Excerpts from a figure dataset:
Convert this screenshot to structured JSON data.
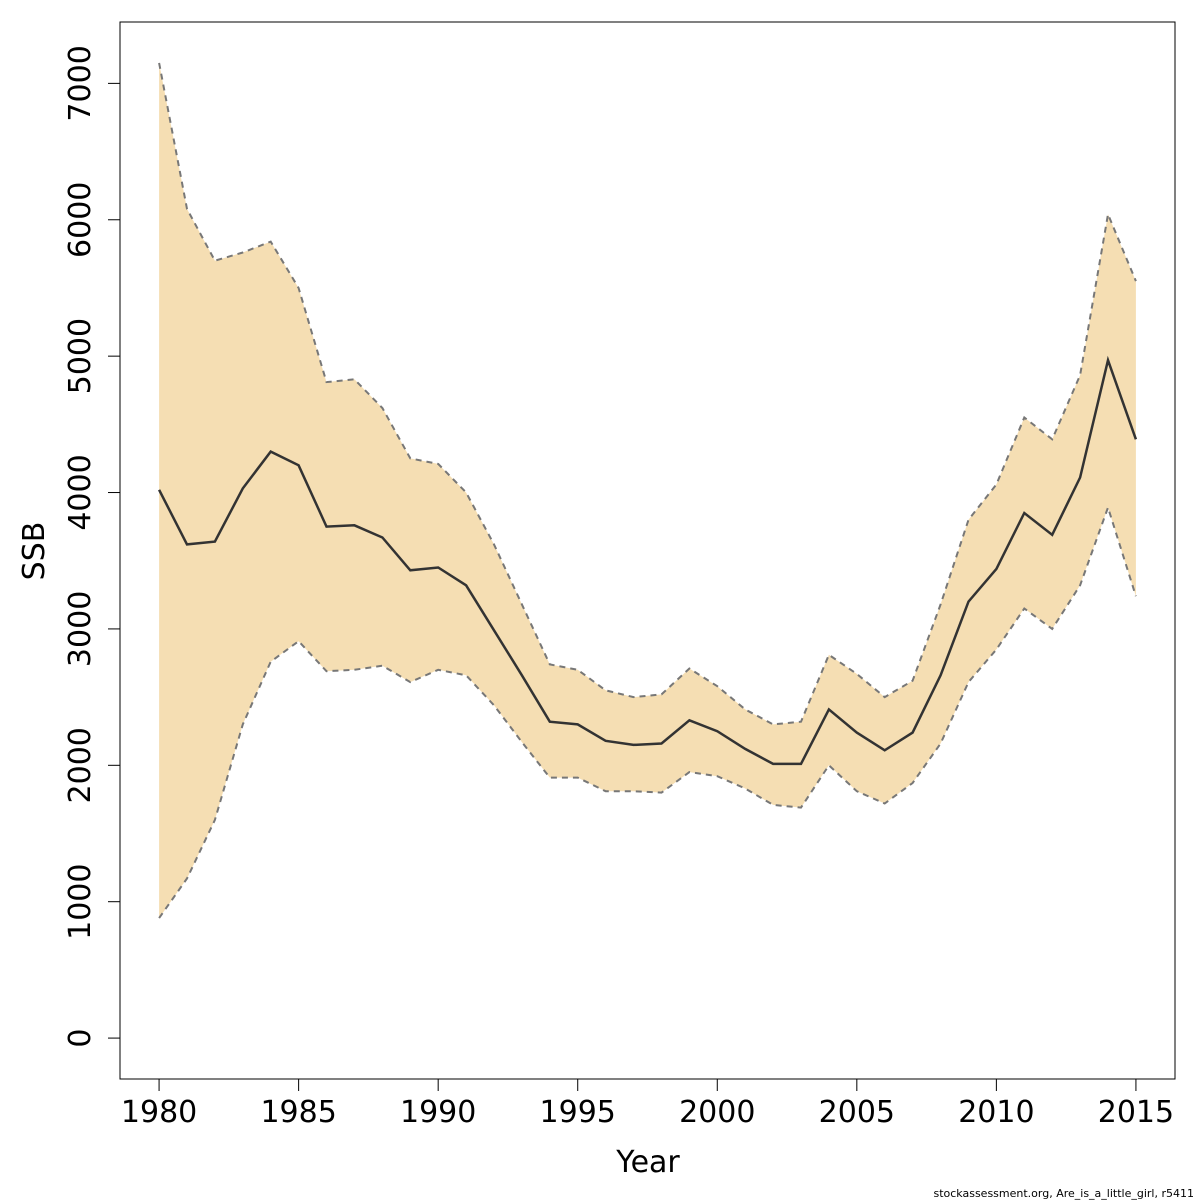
{
  "chart_data": {
    "type": "line",
    "title": "",
    "xlabel": "Year",
    "ylabel": "SSB",
    "xlim": [
      1978.6,
      2016.4
    ],
    "ylim": [
      -300,
      7450
    ],
    "x_ticks": [
      1980,
      1985,
      1990,
      1995,
      2000,
      2005,
      2010,
      2015
    ],
    "x_tick_labels": [
      "1980",
      "1985",
      "1990",
      "1995",
      "2000",
      "2005",
      "2010",
      "2015"
    ],
    "y_ticks": [
      0,
      1000,
      2000,
      3000,
      4000,
      5000,
      6000,
      7000
    ],
    "y_tick_labels": [
      "0",
      "1000",
      "2000",
      "3000",
      "4000",
      "5000",
      "6000",
      "7000"
    ],
    "grid": false,
    "x": [
      1980,
      1981,
      1982,
      1983,
      1984,
      1985,
      1986,
      1987,
      1988,
      1989,
      1990,
      1991,
      1992,
      1993,
      1994,
      1995,
      1996,
      1997,
      1998,
      1999,
      2000,
      2001,
      2002,
      2003,
      2004,
      2005,
      2006,
      2007,
      2008,
      2009,
      2010,
      2011,
      2012,
      2013,
      2014,
      2015
    ],
    "series": [
      {
        "values": [
          4020,
          3620,
          3640,
          4030,
          4300,
          4200,
          3750,
          3760,
          3670,
          3430,
          3450,
          3320,
          2990,
          2660,
          2320,
          2300,
          2180,
          2150,
          2160,
          2330,
          2250,
          2120,
          2010,
          2010,
          2410,
          2240,
          2110,
          2240,
          2660,
          3200,
          3440,
          3850,
          3690,
          4110,
          4970,
          4390
        ]
      },
      {
        "values": [
          7150,
          6080,
          5700,
          5760,
          5840,
          5500,
          4810,
          4830,
          4620,
          4250,
          4210,
          4000,
          3620,
          3180,
          2740,
          2700,
          2550,
          2500,
          2520,
          2710,
          2580,
          2410,
          2300,
          2320,
          2810,
          2670,
          2500,
          2620,
          3180,
          3800,
          4060,
          4550,
          4390,
          4860,
          6040,
          5550
        ]
      },
      {
        "values": [
          880,
          1170,
          1600,
          2300,
          2760,
          2910,
          2690,
          2700,
          2730,
          2610,
          2700,
          2660,
          2440,
          2170,
          1910,
          1910,
          1810,
          1810,
          1800,
          1950,
          1920,
          1830,
          1710,
          1690,
          2000,
          1810,
          1720,
          1870,
          2160,
          2610,
          2850,
          3150,
          3000,
          3320,
          3890,
          3240
        ]
      }
    ],
    "colors": {
      "band_fill": "#f5deb3",
      "bound_line": "#777777",
      "main_line": "#333333",
      "axis": "#000000"
    }
  },
  "footer": {
    "text": "stockassessment.org, Are_is_a_little_girl, r5411"
  }
}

◆ **Exercise**
Quote the data exactly, leaving every image out of the copy.

◆ **Correct response**
Convert this screenshot to structured JSON data.
{
  "chart_data": {
    "type": "line",
    "title": "",
    "xlabel": "Year",
    "ylabel": "SSB",
    "xlim": [
      1978.6,
      2016.4
    ],
    "ylim": [
      -300,
      7450
    ],
    "x_ticks": [
      1980,
      1985,
      1990,
      1995,
      2000,
      2005,
      2010,
      2015
    ],
    "x_tick_labels": [
      "1980",
      "1985",
      "1990",
      "1995",
      "2000",
      "2005",
      "2010",
      "2015"
    ],
    "y_ticks": [
      0,
      1000,
      2000,
      3000,
      4000,
      5000,
      6000,
      7000
    ],
    "y_tick_labels": [
      "0",
      "1000",
      "2000",
      "3000",
      "4000",
      "5000",
      "6000",
      "7000"
    ],
    "grid": false,
    "x": [
      1980,
      1981,
      1982,
      1983,
      1984,
      1985,
      1986,
      1987,
      1988,
      1989,
      1990,
      1991,
      1992,
      1993,
      1994,
      1995,
      1996,
      1997,
      1998,
      1999,
      2000,
      2001,
      2002,
      2003,
      2004,
      2005,
      2006,
      2007,
      2008,
      2009,
      2010,
      2011,
      2012,
      2013,
      2014,
      2015
    ],
    "series": [
      {
        "values": [
          4020,
          3620,
          3640,
          4030,
          4300,
          4200,
          3750,
          3760,
          3670,
          3430,
          3450,
          3320,
          2990,
          2660,
          2320,
          2300,
          2180,
          2150,
          2160,
          2330,
          2250,
          2120,
          2010,
          2010,
          2410,
          2240,
          2110,
          2240,
          2660,
          3200,
          3440,
          3850,
          3690,
          4110,
          4970,
          4390
        ]
      },
      {
        "values": [
          7150,
          6080,
          5700,
          5760,
          5840,
          5500,
          4810,
          4830,
          4620,
          4250,
          4210,
          4000,
          3620,
          3180,
          2740,
          2700,
          2550,
          2500,
          2520,
          2710,
          2580,
          2410,
          2300,
          2320,
          2810,
          2670,
          2500,
          2620,
          3180,
          3800,
          4060,
          4550,
          4390,
          4860,
          6040,
          5550
        ]
      },
      {
        "values": [
          880,
          1170,
          1600,
          2300,
          2760,
          2910,
          2690,
          2700,
          2730,
          2610,
          2700,
          2660,
          2440,
          2170,
          1910,
          1910,
          1810,
          1810,
          1800,
          1950,
          1920,
          1830,
          1710,
          1690,
          2000,
          1810,
          1720,
          1870,
          2160,
          2610,
          2850,
          3150,
          3000,
          3320,
          3890,
          3240
        ]
      }
    ],
    "colors": {
      "band_fill": "#f5deb3",
      "bound_line": "#777777",
      "main_line": "#333333",
      "axis": "#000000"
    }
  },
  "footer": {
    "text": "stockassessment.org, Are_is_a_little_girl, r5411"
  }
}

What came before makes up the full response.